Material for this task ▸
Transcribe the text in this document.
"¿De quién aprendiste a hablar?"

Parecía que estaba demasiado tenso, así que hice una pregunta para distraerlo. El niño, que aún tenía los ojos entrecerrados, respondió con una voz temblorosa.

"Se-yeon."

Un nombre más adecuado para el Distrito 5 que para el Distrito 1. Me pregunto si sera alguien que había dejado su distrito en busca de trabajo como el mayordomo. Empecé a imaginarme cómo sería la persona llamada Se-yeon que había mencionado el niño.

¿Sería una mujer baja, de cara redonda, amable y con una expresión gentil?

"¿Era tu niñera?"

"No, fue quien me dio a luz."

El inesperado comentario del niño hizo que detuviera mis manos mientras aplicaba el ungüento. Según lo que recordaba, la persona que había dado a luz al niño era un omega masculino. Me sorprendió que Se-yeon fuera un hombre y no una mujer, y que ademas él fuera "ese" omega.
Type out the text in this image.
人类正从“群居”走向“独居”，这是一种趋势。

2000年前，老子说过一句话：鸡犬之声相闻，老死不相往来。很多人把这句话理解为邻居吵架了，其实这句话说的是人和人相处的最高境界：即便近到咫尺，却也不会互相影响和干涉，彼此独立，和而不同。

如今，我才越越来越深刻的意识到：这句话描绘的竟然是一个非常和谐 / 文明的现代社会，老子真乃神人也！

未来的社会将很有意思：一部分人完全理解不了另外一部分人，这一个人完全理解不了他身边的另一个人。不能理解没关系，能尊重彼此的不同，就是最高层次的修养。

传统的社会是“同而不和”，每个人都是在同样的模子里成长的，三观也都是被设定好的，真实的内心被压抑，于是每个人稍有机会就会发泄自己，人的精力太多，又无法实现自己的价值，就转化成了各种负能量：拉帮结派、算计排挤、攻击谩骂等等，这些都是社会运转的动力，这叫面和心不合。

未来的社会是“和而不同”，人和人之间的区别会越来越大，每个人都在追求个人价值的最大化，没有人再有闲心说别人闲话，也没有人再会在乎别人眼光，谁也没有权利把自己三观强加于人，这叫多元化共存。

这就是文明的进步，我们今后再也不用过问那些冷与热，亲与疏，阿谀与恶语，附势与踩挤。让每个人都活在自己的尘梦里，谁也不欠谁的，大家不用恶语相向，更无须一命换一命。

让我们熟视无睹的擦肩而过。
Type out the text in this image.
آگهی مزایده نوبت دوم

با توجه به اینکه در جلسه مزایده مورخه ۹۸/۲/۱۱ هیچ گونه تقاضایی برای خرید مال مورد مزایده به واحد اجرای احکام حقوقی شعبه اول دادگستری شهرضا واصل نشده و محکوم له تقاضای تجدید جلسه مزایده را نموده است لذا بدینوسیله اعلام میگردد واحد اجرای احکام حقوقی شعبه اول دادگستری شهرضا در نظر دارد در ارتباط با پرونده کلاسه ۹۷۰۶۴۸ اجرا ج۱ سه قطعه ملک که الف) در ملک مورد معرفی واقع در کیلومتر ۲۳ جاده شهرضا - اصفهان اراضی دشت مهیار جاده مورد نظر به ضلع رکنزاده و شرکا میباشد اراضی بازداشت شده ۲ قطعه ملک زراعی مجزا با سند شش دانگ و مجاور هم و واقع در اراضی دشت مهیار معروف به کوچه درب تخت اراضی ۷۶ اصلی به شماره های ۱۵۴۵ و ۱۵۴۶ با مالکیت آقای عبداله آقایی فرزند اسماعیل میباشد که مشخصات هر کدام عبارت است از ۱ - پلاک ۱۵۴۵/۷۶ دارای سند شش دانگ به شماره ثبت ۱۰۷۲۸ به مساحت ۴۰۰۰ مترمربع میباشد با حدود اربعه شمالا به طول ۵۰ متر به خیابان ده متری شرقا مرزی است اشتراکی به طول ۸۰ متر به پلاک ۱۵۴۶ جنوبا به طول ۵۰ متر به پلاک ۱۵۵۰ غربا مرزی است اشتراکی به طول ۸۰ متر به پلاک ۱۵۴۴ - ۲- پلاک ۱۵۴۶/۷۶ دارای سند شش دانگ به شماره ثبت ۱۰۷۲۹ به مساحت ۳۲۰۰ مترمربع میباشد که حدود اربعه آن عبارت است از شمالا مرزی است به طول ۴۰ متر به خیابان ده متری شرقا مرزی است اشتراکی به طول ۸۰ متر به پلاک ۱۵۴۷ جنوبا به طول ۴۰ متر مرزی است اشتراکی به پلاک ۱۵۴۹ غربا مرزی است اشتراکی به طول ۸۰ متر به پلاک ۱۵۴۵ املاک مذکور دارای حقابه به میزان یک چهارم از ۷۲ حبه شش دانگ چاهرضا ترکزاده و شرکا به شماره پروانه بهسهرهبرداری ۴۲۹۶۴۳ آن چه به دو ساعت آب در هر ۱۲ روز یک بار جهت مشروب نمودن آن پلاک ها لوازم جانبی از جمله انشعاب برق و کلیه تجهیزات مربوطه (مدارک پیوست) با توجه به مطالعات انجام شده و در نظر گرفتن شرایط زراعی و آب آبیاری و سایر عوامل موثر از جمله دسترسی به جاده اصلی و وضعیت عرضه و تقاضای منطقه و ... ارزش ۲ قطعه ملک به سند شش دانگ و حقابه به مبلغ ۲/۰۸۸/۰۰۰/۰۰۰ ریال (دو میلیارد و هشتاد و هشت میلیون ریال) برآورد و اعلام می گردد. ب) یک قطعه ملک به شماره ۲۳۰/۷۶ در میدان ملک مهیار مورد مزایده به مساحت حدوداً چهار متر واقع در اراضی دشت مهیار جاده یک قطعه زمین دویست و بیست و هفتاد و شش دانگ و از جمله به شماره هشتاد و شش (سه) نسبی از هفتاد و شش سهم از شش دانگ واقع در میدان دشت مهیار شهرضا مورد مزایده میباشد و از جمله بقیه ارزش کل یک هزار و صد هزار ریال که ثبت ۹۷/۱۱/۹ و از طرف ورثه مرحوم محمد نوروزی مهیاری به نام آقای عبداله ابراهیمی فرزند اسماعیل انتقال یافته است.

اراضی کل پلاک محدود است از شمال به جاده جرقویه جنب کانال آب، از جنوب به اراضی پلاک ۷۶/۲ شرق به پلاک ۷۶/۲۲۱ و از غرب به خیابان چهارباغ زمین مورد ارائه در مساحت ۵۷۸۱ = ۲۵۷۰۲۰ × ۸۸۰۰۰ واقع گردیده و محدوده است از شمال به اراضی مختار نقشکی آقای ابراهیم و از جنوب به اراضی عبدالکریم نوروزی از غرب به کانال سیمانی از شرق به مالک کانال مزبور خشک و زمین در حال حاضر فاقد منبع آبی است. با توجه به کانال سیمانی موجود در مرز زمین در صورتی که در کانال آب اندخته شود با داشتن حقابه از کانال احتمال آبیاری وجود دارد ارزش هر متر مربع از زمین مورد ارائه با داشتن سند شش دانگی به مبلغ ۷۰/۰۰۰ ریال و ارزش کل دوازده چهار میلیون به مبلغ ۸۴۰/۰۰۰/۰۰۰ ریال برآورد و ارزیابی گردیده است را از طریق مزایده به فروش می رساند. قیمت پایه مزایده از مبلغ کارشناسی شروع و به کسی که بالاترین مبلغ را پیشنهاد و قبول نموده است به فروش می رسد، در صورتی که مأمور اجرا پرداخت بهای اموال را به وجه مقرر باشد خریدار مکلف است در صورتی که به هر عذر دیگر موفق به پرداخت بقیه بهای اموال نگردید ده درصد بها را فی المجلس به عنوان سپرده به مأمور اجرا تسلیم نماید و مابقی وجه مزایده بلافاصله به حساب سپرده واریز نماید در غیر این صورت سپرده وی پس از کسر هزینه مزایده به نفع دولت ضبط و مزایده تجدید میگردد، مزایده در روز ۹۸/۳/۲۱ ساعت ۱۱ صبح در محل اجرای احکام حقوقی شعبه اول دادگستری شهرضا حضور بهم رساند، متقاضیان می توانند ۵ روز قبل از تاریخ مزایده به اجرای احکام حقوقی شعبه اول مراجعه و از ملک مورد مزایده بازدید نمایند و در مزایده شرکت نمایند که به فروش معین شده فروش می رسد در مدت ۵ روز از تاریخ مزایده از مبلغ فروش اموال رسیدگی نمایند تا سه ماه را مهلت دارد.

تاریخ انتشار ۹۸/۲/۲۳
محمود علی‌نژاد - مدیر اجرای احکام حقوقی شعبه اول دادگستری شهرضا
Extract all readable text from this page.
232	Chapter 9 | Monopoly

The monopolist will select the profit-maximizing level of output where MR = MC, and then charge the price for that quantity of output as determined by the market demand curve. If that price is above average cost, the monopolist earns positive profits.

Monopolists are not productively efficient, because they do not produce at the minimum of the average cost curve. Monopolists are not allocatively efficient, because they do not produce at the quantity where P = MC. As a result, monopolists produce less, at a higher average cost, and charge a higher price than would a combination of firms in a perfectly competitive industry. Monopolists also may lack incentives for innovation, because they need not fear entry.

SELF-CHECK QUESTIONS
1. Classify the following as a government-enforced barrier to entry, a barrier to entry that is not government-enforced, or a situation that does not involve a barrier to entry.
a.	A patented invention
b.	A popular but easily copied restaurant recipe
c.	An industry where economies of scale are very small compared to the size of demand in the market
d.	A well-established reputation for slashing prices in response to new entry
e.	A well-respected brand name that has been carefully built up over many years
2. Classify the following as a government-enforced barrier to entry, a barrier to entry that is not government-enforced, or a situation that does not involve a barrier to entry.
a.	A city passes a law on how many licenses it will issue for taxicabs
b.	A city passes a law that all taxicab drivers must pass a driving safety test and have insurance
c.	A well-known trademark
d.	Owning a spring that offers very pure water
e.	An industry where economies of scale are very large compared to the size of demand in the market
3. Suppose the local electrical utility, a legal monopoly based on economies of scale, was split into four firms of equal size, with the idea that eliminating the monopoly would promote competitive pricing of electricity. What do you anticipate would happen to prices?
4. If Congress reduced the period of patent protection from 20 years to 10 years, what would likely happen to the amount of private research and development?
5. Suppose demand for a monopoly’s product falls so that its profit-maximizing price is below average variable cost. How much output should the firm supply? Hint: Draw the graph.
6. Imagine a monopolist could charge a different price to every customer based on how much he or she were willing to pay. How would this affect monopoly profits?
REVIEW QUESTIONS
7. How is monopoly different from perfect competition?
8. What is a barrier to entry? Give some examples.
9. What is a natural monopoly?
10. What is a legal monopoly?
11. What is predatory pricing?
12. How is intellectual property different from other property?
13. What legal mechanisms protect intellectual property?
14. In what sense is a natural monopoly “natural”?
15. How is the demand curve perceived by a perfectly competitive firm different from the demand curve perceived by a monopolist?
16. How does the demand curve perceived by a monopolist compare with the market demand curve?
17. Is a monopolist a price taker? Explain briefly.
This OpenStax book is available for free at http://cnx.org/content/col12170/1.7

Instructions to follow ▸ In the material above, find each line that contains the word "compared", and select it.

Task answer ▸
c.	An industry where economies of scale are very small compared to the size of demand in the market
e.	An industry where economies of scale are very large compared to the size of demand in the market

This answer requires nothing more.